=== EXERCISE ===
Records follow. Copy every line with "today".

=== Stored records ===

-- Start --

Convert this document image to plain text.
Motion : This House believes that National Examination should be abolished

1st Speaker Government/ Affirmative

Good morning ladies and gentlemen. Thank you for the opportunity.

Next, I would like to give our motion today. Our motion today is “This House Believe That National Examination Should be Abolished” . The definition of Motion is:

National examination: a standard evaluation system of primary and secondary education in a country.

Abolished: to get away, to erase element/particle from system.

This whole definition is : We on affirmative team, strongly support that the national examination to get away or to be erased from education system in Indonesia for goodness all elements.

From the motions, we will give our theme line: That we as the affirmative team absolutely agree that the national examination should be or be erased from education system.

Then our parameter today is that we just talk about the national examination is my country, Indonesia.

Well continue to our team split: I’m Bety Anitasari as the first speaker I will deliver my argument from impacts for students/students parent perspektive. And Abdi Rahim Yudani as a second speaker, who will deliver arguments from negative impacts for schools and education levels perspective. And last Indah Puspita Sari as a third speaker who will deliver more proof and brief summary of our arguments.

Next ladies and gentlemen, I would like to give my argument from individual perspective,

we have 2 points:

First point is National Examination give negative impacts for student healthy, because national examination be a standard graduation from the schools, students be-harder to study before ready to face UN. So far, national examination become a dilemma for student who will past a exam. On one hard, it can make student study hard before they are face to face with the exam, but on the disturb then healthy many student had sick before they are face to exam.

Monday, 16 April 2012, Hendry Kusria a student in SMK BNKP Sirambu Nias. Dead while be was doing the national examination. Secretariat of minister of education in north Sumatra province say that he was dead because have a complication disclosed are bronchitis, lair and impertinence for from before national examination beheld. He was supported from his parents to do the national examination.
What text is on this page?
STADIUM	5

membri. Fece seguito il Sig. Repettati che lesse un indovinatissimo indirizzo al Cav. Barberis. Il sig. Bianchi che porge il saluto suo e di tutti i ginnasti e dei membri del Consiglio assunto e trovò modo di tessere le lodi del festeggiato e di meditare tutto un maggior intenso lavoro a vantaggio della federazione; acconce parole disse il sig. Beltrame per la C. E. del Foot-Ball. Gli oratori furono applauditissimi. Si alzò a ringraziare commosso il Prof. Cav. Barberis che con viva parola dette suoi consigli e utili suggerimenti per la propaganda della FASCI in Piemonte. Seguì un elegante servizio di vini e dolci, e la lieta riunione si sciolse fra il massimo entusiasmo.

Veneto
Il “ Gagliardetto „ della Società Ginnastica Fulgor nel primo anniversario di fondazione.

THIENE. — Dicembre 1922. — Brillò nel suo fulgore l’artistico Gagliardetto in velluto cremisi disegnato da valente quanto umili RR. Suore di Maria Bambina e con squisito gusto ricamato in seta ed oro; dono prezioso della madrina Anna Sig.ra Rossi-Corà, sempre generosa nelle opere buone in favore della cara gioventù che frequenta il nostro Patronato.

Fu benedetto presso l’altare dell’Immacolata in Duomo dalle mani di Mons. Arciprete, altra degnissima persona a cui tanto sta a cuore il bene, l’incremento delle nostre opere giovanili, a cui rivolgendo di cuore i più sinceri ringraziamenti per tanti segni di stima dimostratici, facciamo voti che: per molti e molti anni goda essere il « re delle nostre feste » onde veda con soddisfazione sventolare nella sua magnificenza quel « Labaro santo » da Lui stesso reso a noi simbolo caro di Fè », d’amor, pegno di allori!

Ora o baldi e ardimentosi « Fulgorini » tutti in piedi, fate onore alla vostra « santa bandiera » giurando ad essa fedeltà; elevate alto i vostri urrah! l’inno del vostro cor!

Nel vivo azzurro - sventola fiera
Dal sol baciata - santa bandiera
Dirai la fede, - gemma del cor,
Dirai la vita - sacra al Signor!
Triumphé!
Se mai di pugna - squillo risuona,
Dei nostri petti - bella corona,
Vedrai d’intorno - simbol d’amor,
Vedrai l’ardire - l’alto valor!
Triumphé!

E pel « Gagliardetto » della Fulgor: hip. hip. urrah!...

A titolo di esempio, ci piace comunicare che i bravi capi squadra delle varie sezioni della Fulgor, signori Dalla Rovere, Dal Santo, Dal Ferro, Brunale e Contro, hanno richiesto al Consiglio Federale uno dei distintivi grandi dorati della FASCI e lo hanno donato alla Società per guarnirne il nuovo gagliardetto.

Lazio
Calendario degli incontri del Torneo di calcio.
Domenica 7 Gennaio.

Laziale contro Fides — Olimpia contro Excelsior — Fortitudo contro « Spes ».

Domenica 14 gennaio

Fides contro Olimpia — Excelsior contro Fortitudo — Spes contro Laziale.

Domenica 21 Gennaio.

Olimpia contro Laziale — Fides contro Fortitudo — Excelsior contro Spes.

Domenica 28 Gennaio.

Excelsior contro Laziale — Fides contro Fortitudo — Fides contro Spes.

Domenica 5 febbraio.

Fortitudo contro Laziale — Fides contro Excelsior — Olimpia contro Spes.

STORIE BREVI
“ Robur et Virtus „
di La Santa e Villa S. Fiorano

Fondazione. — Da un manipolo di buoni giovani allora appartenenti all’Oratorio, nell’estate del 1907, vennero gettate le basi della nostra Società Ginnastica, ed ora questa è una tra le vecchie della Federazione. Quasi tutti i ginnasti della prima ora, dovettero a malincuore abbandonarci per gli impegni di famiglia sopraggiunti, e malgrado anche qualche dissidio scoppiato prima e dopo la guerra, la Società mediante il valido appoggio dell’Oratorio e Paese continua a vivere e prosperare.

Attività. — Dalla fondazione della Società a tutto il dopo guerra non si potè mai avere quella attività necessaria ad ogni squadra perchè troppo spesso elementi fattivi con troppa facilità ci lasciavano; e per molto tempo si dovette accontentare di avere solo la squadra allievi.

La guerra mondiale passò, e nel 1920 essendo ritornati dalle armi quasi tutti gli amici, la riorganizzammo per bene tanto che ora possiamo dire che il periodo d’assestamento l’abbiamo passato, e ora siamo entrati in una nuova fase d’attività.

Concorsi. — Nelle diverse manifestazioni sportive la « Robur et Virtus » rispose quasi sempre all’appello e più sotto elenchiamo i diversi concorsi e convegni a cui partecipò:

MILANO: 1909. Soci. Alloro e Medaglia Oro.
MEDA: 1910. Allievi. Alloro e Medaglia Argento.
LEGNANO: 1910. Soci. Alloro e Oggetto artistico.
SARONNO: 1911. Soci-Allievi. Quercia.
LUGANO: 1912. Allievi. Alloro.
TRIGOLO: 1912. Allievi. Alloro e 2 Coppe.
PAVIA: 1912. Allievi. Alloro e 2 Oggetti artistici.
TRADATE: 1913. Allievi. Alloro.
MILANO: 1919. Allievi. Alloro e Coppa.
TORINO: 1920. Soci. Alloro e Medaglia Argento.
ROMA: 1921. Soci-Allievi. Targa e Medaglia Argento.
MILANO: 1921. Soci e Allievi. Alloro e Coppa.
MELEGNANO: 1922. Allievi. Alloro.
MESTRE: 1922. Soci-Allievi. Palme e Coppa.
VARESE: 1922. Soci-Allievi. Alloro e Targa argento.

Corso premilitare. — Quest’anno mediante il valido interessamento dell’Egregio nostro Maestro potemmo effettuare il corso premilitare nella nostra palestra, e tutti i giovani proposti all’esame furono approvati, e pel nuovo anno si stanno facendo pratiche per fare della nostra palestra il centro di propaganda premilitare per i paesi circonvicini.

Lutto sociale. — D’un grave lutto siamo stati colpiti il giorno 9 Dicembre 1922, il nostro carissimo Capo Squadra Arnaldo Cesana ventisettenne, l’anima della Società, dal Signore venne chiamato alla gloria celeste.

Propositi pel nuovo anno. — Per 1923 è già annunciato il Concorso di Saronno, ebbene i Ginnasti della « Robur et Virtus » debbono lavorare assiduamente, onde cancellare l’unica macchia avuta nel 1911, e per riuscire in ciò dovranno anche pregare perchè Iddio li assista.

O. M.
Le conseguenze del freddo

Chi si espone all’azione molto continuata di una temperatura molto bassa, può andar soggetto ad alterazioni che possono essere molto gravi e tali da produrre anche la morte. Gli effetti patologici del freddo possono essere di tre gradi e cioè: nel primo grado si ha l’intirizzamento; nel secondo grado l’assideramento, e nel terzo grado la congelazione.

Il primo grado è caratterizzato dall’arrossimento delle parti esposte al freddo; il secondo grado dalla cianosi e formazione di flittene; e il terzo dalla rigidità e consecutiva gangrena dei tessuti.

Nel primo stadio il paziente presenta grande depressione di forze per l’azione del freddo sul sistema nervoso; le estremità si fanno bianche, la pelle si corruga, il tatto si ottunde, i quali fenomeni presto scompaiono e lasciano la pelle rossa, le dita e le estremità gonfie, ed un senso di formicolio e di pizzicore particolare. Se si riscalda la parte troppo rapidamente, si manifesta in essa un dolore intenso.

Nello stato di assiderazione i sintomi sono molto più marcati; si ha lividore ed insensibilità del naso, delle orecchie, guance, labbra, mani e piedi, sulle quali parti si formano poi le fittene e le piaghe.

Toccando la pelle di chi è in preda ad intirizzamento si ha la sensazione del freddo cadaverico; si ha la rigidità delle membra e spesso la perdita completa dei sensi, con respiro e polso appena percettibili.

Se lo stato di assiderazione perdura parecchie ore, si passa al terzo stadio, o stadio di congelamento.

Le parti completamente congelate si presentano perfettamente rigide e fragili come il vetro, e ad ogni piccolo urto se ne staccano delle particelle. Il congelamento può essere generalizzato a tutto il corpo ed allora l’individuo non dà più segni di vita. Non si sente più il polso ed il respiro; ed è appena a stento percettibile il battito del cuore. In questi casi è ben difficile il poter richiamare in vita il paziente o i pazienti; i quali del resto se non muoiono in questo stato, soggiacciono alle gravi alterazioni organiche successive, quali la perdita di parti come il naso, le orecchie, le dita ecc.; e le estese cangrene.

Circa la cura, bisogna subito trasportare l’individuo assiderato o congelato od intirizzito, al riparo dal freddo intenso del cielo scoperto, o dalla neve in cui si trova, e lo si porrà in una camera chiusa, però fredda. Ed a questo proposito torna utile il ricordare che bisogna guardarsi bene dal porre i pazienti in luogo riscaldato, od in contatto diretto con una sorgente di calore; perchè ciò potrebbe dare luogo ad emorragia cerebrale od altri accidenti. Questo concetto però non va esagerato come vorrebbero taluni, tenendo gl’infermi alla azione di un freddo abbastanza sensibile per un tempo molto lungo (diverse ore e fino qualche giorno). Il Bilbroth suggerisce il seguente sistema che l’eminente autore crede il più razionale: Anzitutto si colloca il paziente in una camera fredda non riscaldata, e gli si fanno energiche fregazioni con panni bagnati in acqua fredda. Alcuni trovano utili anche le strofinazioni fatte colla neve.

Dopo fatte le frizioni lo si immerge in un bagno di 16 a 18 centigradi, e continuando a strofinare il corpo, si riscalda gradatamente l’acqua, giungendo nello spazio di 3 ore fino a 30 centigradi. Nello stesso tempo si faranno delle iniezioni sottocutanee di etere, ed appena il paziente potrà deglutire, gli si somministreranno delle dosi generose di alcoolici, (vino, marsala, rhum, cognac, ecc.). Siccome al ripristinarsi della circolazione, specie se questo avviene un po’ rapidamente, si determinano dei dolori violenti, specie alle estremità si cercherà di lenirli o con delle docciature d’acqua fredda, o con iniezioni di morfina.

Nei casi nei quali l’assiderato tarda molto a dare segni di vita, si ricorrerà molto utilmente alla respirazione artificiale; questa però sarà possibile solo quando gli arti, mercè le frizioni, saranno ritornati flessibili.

-- End --

=== RESULT FOR THIS TASK ===
Next, I would like to give our motion today. Our motion today is “This House Believe That National Examination Should be Abolished” . The definition of Motion is:
Then our parameter today is that we just talk about the national examination is my country, Indonesia.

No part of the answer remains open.